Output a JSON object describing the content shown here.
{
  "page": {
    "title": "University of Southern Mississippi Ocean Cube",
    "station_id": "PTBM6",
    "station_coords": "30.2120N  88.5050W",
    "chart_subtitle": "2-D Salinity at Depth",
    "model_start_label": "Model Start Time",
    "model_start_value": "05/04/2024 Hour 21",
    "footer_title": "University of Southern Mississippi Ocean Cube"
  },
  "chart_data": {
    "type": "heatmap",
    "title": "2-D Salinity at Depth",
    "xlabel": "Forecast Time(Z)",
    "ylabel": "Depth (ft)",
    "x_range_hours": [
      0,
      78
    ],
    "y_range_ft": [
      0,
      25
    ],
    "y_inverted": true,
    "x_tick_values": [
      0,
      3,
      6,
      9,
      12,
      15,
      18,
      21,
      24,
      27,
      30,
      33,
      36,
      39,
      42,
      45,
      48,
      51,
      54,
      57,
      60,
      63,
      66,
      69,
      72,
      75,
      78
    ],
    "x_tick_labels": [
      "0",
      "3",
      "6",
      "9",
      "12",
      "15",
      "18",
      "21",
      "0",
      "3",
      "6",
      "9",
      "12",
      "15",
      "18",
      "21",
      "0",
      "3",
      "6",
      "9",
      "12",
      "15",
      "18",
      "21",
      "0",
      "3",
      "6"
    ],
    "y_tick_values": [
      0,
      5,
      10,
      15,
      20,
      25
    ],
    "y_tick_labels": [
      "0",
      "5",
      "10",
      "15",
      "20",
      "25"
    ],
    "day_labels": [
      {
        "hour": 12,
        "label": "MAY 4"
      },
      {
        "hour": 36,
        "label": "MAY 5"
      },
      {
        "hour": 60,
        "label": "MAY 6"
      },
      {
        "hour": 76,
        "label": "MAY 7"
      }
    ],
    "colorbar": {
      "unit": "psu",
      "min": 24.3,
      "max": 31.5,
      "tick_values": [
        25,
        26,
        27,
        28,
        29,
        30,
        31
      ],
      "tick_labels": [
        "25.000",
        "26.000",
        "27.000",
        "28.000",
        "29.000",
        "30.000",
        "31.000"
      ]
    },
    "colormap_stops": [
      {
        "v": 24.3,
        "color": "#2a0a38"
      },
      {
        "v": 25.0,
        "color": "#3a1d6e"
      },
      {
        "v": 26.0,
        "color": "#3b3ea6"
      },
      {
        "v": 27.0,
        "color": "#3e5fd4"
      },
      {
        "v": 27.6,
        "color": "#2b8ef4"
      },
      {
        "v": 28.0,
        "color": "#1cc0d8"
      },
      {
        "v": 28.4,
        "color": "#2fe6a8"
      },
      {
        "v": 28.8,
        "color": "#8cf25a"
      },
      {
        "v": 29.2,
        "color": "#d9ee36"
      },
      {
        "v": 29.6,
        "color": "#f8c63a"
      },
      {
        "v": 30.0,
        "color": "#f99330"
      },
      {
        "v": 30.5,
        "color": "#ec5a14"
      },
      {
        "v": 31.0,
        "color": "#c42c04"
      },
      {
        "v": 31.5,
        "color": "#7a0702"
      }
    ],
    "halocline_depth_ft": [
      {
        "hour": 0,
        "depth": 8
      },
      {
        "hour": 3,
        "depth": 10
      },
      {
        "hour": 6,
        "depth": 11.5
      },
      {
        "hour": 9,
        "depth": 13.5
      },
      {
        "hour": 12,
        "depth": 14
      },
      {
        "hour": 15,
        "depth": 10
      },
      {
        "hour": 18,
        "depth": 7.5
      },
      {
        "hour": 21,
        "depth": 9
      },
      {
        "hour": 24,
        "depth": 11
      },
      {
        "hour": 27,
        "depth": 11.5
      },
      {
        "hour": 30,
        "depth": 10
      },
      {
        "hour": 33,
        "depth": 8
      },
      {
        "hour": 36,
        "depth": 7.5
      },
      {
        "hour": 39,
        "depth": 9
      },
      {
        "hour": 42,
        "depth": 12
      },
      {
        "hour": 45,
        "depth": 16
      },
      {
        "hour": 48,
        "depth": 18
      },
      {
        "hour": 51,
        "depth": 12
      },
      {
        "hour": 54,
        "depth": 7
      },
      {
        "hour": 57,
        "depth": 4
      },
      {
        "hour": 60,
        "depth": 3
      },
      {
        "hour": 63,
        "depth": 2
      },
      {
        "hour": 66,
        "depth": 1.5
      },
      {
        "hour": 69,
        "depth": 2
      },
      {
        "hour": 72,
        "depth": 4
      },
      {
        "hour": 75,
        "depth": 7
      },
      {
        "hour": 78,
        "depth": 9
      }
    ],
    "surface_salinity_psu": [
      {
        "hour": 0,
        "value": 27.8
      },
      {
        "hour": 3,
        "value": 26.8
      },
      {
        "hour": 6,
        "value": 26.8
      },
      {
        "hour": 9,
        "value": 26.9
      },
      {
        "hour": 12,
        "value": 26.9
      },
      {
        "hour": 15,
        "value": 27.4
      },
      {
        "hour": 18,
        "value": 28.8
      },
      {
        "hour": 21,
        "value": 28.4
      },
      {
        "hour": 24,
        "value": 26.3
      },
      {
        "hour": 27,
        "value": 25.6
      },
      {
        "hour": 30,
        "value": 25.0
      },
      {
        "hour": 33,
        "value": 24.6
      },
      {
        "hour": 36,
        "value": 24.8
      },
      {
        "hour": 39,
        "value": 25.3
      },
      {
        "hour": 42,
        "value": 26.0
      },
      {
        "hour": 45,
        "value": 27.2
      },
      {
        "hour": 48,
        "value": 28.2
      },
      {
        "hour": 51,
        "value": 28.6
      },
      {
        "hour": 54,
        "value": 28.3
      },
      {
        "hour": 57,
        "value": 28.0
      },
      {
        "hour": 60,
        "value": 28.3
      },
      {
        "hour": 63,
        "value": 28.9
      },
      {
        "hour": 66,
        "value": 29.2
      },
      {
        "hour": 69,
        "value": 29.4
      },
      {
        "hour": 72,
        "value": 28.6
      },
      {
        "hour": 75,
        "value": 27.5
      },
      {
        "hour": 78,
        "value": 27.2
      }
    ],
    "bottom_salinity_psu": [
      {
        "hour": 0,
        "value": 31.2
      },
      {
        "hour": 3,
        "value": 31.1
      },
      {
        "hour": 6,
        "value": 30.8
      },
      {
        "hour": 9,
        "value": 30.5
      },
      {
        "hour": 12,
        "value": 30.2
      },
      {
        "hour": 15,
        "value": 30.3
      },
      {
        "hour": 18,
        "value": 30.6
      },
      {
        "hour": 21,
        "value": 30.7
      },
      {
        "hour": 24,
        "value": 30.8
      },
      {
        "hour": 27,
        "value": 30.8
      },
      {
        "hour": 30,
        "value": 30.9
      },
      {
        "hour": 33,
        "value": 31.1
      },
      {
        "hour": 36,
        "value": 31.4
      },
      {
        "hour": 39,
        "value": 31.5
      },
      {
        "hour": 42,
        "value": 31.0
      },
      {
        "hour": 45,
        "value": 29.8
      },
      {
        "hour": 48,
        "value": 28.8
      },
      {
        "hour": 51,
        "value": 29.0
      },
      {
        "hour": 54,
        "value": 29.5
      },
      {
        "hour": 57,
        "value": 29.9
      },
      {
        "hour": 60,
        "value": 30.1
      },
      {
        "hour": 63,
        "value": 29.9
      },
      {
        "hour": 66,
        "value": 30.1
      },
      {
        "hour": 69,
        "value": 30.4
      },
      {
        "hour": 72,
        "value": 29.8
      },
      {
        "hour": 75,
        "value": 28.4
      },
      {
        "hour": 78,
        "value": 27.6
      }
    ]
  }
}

========

**What you should do:**
Report only the number of lines in the listing that contain the word "University".

**Answer to the exercise:**
2